**ENTRIES PROVIDED**
|---|

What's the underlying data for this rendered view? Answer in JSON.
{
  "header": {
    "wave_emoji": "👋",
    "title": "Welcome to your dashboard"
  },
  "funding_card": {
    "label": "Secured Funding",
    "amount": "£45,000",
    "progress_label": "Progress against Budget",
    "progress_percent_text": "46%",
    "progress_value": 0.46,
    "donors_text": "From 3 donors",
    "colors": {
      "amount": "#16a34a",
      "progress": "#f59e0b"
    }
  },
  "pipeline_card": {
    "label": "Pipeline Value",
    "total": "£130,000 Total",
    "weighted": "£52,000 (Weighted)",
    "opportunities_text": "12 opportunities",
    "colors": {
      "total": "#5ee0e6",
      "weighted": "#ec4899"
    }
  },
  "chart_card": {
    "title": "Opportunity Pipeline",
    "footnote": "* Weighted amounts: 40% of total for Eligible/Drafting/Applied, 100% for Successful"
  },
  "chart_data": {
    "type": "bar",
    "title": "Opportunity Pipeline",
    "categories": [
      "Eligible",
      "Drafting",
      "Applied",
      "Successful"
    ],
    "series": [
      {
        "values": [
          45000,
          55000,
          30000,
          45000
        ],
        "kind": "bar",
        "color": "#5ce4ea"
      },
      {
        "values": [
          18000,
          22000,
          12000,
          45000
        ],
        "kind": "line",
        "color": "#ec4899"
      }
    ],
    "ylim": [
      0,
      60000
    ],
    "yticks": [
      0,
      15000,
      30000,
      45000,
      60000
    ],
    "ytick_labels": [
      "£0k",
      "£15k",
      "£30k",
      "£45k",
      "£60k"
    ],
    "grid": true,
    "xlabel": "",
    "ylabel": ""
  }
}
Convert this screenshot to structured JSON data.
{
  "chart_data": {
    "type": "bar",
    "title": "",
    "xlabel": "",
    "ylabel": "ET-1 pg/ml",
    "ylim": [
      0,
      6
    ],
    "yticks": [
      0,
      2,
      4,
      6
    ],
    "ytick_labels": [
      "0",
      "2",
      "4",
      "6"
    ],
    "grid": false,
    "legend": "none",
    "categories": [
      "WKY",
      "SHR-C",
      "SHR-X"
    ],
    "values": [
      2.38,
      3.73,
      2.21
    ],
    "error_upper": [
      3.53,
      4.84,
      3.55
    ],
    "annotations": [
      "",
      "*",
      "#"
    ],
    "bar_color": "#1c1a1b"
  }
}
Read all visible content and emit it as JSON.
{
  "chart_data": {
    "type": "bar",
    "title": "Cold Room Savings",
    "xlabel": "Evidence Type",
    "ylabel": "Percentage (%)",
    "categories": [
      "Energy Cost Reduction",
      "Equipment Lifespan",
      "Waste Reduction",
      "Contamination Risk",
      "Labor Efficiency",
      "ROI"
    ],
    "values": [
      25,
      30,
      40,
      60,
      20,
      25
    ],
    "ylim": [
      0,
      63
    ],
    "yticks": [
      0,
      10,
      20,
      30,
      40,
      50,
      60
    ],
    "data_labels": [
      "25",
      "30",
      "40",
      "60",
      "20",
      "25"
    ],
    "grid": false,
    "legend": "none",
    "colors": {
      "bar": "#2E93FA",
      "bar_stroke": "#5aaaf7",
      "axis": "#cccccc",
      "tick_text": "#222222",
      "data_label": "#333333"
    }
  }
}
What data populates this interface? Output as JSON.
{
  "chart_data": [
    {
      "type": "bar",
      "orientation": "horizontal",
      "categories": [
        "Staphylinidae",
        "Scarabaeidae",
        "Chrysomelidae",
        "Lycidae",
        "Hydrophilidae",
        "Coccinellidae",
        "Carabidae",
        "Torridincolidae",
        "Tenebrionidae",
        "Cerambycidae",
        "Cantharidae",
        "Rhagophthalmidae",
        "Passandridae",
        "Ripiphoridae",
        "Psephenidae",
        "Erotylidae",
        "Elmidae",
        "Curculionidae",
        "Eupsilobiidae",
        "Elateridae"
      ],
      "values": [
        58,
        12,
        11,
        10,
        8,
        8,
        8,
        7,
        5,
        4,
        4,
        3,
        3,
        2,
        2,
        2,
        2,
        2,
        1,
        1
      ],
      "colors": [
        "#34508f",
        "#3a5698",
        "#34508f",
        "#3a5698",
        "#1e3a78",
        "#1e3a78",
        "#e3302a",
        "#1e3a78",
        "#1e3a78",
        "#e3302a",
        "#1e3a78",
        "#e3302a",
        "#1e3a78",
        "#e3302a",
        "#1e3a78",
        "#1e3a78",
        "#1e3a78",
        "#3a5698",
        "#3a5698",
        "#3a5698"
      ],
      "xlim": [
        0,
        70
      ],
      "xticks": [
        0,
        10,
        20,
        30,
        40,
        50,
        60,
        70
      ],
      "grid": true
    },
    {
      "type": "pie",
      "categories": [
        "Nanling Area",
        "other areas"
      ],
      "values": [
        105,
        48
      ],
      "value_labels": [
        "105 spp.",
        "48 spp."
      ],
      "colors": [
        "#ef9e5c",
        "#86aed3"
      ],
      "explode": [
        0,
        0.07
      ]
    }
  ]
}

|---|

**YOUR INSTRUCTIONS**
Reproduce each entry word for word.

**COMPLETED TASK**
What's the underlying data for this rendered view? Answer in JSON.
{
  "header": {
    "wave_emoji": "👋",
    "title": "Welcome to your dashboard"
  },
  "funding_card": {
    "label": "Secured Funding",
    "amount": "£45,000",
    "progress_label": "Progress against Budget",
    "progress_percent_text": "46%",
    "progress_value": 0.46,
    "donors_text": "From 3 donors",
    "colors": {
      "amount": "#16a34a",
      "progress": "#f59e0b"
    }
  },
  "pipeline_card": {
    "label": "Pipeline Value",
    "total": "£130,000 Total",
    "weighted": "£52,000 (Weighted)",
    "opportunities_text": "12 opportunities",
    "colors": {
      "total": "#5ee0e6",
      "weighted": "#ec4899"
    }
  },
  "chart_card": {
    "title": "Opportunity Pipeline",
    "footnote": "* Weighted amounts: 40% of total for Eligible/Drafting/Applied, 100% for Successful"
  },
  "chart_data": {
    "type": "bar",
    "title": "Opportunity Pipeline",
    "categories": [
      "Eligible",
      "Drafting",
      "Applied",
      "Successful"
    ],
    "series": [
      {
        "values": [
          45000,
          55000,
          30000,
          45000
        ],
        "kind": "bar",
        "color": "#5ce4ea"
      },
      {
        "values": [
          18000,
          22000,
          12000,
          45000
        ],
        "kind": "line",
        "color": "#ec4899"
      }
    ],
    "ylim": [
      0,
      60000
    ],
    "yticks": [
      0,
      15000,
      30000,
      45000,
      60000
    ],
    "ytick_labels": [
      "£0k",
      "£15k",
      "£30k",
      "£45k",
      "£60k"
    ],
    "grid": true,
    "xlabel": "",
    "ylabel": ""
  }
}
Convert this screenshot to structured JSON data.
{
  "chart_data": {
    "type": "bar",
    "title": "",
    "xlabel": "",
    "ylabel": "ET-1 pg/ml",
    "ylim": [
      0,
      6
    ],
    "yticks": [
      0,
      2,
      4,
      6
    ],
    "ytick_labels": [
      "0",
      "2",
      "4",
      "6"
    ],
    "grid": false,
    "legend": "none",
    "categories": [
      "WKY",
      "SHR-C",
      "SHR-X"
    ],
    "values": [
      2.38,
      3.73,
      2.21
    ],
    "error_upper": [
      3.53,
      4.84,
      3.55
    ],
    "annotations": [
      "",
      "*",
      "#"
    ],
    "bar_color": "#1c1a1b"
  }
}
Read all visible content and emit it as JSON.
{
  "chart_data": {
    "type": "bar",
    "title": "Cold Room Savings",
    "xlabel": "Evidence Type",
    "ylabel": "Percentage (%)",
    "categories": [
      "Energy Cost Reduction",
      "Equipment Lifespan",
      "Waste Reduction",
      "Contamination Risk",
      "Labor Efficiency",
      "ROI"
    ],
    "values": [
      25,
      30,
      40,
      60,
      20,
      25
    ],
    "ylim": [
      0,
      63
    ],
    "yticks": [
      0,
      10,
      20,
      30,
      40,
      50,
      60
    ],
    "data_labels": [
      "25",
      "30",
      "40",
      "60",
      "20",
      "25"
    ],
    "grid": false,
    "legend": "none",
    "colors": {
      "bar": "#2E93FA",
      "bar_stroke": "#5aaaf7",
      "axis": "#cccccc",
      "tick_text": "#222222",
      "data_label": "#333333"
    }
  }
}
What data populates this interface? Output as JSON.
{
  "chart_data": [
    {
      "type": "bar",
      "orientation": "horizontal",
      "categories": [
        "Staphylinidae",
        "Scarabaeidae",
        "Chrysomelidae",
        "Lycidae",
        "Hydrophilidae",
        "Coccinellidae",
        "Carabidae",
        "Torridincolidae",
        "Tenebrionidae",
        "Cerambycidae",
        "Cantharidae",
        "Rhagophthalmidae",
        "Passandridae",
        "Ripiphoridae",
        "Psephenidae",
        "Erotylidae",
        "Elmidae",
        "Curculionidae",
        "Eupsilobiidae",
        "Elateridae"
      ],
      "values": [
        58,
        12,
        11,
        10,
        8,
        8,
        8,
        7,
        5,
        4,
        4,
        3,
        3,
        2,
        2,
        2,
        2,
        2,
        1,
        1
      ],
      "colors": [
        "#34508f",
        "#3a5698",
        "#34508f",
        "#3a5698",
        "#1e3a78",
        "#1e3a78",
        "#e3302a",
        "#1e3a78",
        "#1e3a78",
        "#e3302a",
        "#1e3a78",
        "#e3302a",
        "#1e3a78",
        "#e3302a",
        "#1e3a78",
        "#1e3a78",
        "#1e3a78",
        "#3a5698",
        "#3a5698",
        "#3a5698"
      ],
      "xlim": [
        0,
        70
      ],
      "xticks": [
        0,
        10,
        20,
        30,
        40,
        50,
        60,
        70
      ],
      "grid": true
    },
    {
      "type": "pie",
      "categories": [
        "Nanling Area",
        "other areas"
      ],
      "values": [
        105,
        48
      ],
      "value_labels": [
        "105 spp.",
        "48 spp."
      ],
      "colors": [
        "#ef9e5c",
        "#86aed3"
      ],
      "explode": [
        0,
        0.07
      ]
    }
  ]
}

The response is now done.